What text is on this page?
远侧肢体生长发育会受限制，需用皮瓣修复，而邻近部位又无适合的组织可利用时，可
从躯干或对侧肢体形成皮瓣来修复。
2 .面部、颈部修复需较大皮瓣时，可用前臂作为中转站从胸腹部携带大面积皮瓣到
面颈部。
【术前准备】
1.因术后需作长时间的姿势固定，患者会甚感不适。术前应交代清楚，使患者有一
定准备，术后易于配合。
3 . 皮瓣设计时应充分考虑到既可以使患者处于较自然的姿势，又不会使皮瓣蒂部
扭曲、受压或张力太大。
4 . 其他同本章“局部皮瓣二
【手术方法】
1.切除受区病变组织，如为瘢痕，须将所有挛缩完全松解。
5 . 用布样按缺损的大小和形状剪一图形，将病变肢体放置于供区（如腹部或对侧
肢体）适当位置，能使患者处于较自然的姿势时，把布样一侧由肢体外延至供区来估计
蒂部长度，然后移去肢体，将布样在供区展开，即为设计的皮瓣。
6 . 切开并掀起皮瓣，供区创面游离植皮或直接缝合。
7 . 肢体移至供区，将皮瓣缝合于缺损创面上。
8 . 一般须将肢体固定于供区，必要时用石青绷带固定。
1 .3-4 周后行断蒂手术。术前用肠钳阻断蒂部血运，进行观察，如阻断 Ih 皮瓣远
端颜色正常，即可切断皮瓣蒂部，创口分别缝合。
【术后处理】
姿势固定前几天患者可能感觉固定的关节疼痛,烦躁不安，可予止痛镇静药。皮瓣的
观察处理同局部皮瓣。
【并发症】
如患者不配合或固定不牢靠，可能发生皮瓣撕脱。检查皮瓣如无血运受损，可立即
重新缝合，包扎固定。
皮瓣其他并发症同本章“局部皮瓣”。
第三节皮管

...

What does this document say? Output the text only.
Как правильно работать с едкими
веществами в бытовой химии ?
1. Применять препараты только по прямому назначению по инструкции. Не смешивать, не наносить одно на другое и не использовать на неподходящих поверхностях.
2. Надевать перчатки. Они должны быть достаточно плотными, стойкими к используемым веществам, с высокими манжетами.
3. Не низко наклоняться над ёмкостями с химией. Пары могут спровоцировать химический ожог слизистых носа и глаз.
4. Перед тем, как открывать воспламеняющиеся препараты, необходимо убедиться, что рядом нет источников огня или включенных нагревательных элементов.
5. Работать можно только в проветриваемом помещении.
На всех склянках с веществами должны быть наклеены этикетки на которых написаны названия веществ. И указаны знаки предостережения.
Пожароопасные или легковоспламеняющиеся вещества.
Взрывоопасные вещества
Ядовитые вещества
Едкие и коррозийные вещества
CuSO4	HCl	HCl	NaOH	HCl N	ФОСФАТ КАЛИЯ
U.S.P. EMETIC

Prompt. Return each line of the listing that holds the string "быть".

Result for this exercise.
2. Надевать перчатки. Они должны быть достаточно плотными, стойкими к используемым веществам, с высокими манжетами.
На всех склянках с веществами должны быть наклеены этикетки на которых написаны названия веществ. И указаны знаки предостережения.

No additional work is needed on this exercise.